(Part of a data file)
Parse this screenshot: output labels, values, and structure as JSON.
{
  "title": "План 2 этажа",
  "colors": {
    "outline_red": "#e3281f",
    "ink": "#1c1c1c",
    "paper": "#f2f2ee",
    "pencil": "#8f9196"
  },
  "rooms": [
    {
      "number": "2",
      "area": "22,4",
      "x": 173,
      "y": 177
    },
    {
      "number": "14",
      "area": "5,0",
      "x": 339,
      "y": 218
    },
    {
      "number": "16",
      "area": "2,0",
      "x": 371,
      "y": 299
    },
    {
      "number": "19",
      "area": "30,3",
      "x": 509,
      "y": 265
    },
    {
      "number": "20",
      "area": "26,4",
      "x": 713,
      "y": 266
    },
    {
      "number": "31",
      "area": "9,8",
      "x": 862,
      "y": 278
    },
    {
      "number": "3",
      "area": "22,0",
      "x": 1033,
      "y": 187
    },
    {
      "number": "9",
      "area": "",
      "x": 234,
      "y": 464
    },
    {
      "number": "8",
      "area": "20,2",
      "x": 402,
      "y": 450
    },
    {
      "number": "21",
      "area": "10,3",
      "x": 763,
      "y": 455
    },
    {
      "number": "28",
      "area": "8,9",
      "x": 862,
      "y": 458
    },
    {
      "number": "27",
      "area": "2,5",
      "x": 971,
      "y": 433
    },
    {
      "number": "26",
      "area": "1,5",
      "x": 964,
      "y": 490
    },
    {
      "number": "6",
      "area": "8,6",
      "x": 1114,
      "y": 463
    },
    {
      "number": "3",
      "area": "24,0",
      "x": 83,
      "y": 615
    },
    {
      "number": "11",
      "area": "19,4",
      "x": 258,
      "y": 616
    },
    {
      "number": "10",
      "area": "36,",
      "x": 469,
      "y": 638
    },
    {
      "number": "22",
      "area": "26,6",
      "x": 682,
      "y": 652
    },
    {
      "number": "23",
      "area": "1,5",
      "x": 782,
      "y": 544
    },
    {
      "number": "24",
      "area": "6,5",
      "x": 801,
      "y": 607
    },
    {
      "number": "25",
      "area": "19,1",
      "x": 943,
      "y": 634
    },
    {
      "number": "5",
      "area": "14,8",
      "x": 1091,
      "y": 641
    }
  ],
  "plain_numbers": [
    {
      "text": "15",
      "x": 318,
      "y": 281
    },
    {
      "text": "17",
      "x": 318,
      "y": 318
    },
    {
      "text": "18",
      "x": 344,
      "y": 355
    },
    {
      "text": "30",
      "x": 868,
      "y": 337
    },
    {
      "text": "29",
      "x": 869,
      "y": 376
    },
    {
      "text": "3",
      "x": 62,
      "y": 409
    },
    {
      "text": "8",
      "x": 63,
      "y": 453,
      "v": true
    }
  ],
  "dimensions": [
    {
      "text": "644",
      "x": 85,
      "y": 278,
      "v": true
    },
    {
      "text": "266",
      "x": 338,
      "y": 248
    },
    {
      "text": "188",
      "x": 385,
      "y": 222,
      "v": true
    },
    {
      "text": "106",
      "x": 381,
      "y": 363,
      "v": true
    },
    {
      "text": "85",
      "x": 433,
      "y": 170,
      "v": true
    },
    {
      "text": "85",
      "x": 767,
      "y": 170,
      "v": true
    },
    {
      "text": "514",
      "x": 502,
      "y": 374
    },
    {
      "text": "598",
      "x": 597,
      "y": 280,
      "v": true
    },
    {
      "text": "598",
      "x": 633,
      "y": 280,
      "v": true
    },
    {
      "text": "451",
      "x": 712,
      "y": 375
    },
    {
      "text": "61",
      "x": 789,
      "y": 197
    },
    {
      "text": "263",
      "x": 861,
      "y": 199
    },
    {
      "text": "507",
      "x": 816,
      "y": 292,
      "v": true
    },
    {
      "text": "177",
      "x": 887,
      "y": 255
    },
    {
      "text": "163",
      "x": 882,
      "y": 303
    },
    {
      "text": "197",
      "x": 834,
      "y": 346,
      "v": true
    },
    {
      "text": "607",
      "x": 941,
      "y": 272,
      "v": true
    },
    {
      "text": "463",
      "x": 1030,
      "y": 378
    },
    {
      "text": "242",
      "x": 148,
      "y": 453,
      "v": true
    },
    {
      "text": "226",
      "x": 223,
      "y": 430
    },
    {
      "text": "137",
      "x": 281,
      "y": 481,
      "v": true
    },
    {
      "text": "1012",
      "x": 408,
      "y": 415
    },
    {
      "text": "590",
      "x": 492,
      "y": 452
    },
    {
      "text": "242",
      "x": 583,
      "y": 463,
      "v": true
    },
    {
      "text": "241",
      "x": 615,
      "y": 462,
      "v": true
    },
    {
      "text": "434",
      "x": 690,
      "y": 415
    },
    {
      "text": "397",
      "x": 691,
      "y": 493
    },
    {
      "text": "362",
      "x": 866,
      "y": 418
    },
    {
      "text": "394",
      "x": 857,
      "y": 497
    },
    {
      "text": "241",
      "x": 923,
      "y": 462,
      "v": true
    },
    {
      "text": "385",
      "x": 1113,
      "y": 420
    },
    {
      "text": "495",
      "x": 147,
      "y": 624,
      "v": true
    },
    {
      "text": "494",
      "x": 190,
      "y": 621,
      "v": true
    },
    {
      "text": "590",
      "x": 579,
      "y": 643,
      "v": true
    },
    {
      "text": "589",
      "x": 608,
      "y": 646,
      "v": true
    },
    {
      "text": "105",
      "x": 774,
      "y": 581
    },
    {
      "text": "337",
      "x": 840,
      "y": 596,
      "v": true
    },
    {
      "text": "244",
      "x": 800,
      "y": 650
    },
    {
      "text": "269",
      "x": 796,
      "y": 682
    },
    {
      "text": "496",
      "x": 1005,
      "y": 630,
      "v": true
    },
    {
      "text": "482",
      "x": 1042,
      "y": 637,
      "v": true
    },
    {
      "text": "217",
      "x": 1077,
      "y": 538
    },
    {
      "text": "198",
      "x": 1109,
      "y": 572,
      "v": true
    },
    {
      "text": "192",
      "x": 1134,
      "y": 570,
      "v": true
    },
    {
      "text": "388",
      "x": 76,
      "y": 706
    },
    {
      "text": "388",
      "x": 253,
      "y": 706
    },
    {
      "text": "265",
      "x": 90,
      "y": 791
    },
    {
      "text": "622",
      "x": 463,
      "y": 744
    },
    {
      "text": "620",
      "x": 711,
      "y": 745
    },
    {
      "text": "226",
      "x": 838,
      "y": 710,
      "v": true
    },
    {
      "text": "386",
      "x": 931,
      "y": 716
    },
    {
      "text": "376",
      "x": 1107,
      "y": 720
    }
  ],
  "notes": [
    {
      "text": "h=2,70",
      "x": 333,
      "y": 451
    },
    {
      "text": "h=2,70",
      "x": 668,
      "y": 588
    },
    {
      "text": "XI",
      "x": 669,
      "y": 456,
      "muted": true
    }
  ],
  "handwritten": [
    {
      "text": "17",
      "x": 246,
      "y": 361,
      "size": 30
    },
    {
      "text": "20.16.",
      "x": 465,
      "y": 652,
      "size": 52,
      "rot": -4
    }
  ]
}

Work instructions – Every line of the data above should be reproduced word for word.

Result below –
Parse this screenshot: output labels, values, and structure as JSON.
{
  "title": "План 2 этажа",
  "colors": {
    "outline_red": "#e3281f",
    "ink": "#1c1c1c",
    "paper": "#f2f2ee",
    "pencil": "#8f9196"
  },
  "rooms": [
    {
      "number": "2",
      "area": "22,4",
      "x": 173,
      "y": 177
    },
    {
      "number": "14",
      "area": "5,0",
      "x": 339,
      "y": 218
    },
    {
      "number": "16",
      "area": "2,0",
      "x": 371,
      "y": 299
    },
    {
      "number": "19",
      "area": "30,3",
      "x": 509,
      "y": 265
    },
    {
      "number": "20",
      "area": "26,4",
      "x": 713,
      "y": 266
    },
    {
      "number": "31",
      "area": "9,8",
      "x": 862,
      "y": 278
    },
    {
      "number": "3",
      "area": "22,0",
      "x": 1033,
      "y": 187
    },
    {
      "number": "9",
      "area": "",
      "x": 234,
      "y": 464
    },
    {
      "number": "8",
      "area": "20,2",
      "x": 402,
      "y": 450
    },
    {
      "number": "21",
      "area": "10,3",
      "x": 763,
      "y": 455
    },
    {
      "number": "28",
      "area": "8,9",
      "x": 862,
      "y": 458
    },
    {
      "number": "27",
      "area": "2,5",
      "x": 971,
      "y": 433
    },
    {
      "number": "26",
      "area": "1,5",
      "x": 964,
      "y": 490
    },
    {
      "number": "6",
      "area": "8,6",
      "x": 1114,
      "y": 463
    },
    {
      "number": "3",
      "area": "24,0",
      "x": 83,
      "y": 615
    },
    {
      "number": "11",
      "area": "19,4",
      "x": 258,
      "y": 616
    },
    {
      "number": "10",
      "area": "36,",
      "x": 469,
      "y": 638
    },
    {
      "number": "22",
      "area": "26,6",
      "x": 682,
      "y": 652
    },
    {
      "number": "23",
      "area": "1,5",
      "x": 782,
      "y": 544
    },
    {
      "number": "24",
      "area": "6,5",
      "x": 801,
      "y": 607
    },
    {
      "number": "25",
      "area": "19,1",
      "x": 943,
      "y": 634
    },
    {
      "number": "5",
      "area": "14,8",
      "x": 1091,
      "y": 641
    }
  ],
  "plain_numbers": [
    {
      "text": "15",
      "x": 318,
      "y": 281
    },
    {
      "text": "17",
      "x": 318,
      "y": 318
    },
    {
      "text": "18",
      "x": 344,
      "y": 355
    },
    {
      "text": "30",
      "x": 868,
      "y": 337
    },
    {
      "text": "29",
      "x": 869,
      "y": 376
    },
    {
      "text": "3",
      "x": 62,
      "y": 409
    },
    {
      "text": "8",
      "x": 63,
      "y": 453,
      "v": true
    }
  ],
  "dimensions": [
    {
      "text": "644",
      "x": 85,
      "y": 278,
      "v": true
    },
    {
      "text": "266",
      "x": 338,
      "y": 248
    },
    {
      "text": "188",
      "x": 385,
      "y": 222,
      "v": true
    },
    {
      "text": "106",
      "x": 381,
      "y": 363,
      "v": true
    },
    {
      "text": "85",
      "x": 433,
      "y": 170,
      "v": true
    },
    {
      "text": "85",
      "x": 767,
      "y": 170,
      "v": true
    },
    {
      "text": "514",
      "x": 502,
      "y": 374
    },
    {
      "text": "598",
      "x": 597,
      "y": 280,
      "v": true
    },
    {
      "text": "598",
      "x": 633,
      "y": 280,
      "v": true
    },
    {
      "text": "451",
      "x": 712,
      "y": 375
    },
    {
      "text": "61",
      "x": 789,
      "y": 197
    },
    {
      "text": "263",
      "x": 861,
      "y": 199
    },
    {
      "text": "507",
      "x": 816,
      "y": 292,
      "v": true
    },
    {
      "text": "177",
      "x": 887,
      "y": 255
    },
    {
      "text": "163",
      "x": 882,
      "y": 303
    },
    {
      "text": "197",
      "x": 834,
      "y": 346,
      "v": true
    },
    {
      "text": "607",
      "x": 941,
      "y": 272,
      "v": true
    },
    {
      "text": "463",
      "x": 1030,
      "y": 378
    },
    {
      "text": "242",
      "x": 148,
      "y": 453,
      "v": true
    },
    {
      "text": "226",
      "x": 223,
      "y": 430
    },
    {
      "text": "137",
      "x": 281,
      "y": 481,
      "v": true
    },
    {
      "text": "1012",
      "x": 408,
      "y": 415
    },
    {
      "text": "590",
      "x": 492,
      "y": 452
    },
    {
      "text": "242",
      "x": 583,
      "y": 463,
      "v": true
    },
    {
      "text": "241",
      "x": 615,
      "y": 462,
      "v": true
    },
    {
      "text": "434",
      "x": 690,
      "y": 415
    },
    {
      "text": "397",
      "x": 691,
      "y": 493
    },
    {
      "text": "362",
      "x": 866,
      "y": 418
    },
    {
      "text": "394",
      "x": 857,
      "y": 497
    },
    {
      "text": "241",
      "x": 923,
      "y": 462,
      "v": true
    },
    {
      "text": "385",
      "x": 1113,
      "y": 420
    },
    {
      "text": "495",
      "x": 147,
      "y": 624,
      "v": true
    },
    {
      "text": "494",
      "x": 190,
      "y": 621,
      "v": true
    },
    {
      "text": "590",
      "x": 579,
      "y": 643,
      "v": true
    },
    {
      "text": "589",
      "x": 608,
      "y": 646,
      "v": true
    },
    {
      "text": "105",
      "x": 774,
      "y": 581
    },
    {
      "text": "337",
      "x": 840,
      "y": 596,
      "v": true
    },
    {
      "text": "244",
      "x": 800,
      "y": 650
    },
    {
      "text": "269",
      "x": 796,
      "y": 682
    },
    {
      "text": "496",
      "x": 1005,
      "y": 630,
      "v": true
    },
    {
      "text": "482",
      "x": 1042,
      "y": 637,
      "v": true
    },
    {
      "text": "217",
      "x": 1077,
      "y": 538
    },
    {
      "text": "198",
      "x": 1109,
      "y": 572,
      "v": true
    },
    {
      "text": "192",
      "x": 1134,
      "y": 570,
      "v": true
    },
    {
      "text": "388",
      "x": 76,
      "y": 706
    },
    {
      "text": "388",
      "x": 253,
      "y": 706
    },
    {
      "text": "265",
      "x": 90,
      "y": 791
    },
    {
      "text": "622",
      "x": 463,
      "y": 744
    },
    {
      "text": "620",
      "x": 711,
      "y": 745
    },
    {
      "text": "226",
      "x": 838,
      "y": 710,
      "v": true
    },
    {
      "text": "386",
      "x": 931,
      "y": 716
    },
    {
      "text": "376",
      "x": 1107,
      "y": 720
    }
  ],
  "notes": [
    {
      "text": "h=2,70",
      "x": 333,
      "y": 451
    },
    {
      "text": "h=2,70",
      "x": 668,
      "y": 588
    },
    {
      "text": "XI",
      "x": 669,
      "y": 456,
      "muted": true
    }
  ],
  "handwritten": [
    {
      "text": "17",
      "x": 246,
      "y": 361,
      "size": 30
    },
    {
      "text": "20.16.",
      "x": 465,
      "y": 652,
      "size": 52,
      "rot": -4
    }
  ]
}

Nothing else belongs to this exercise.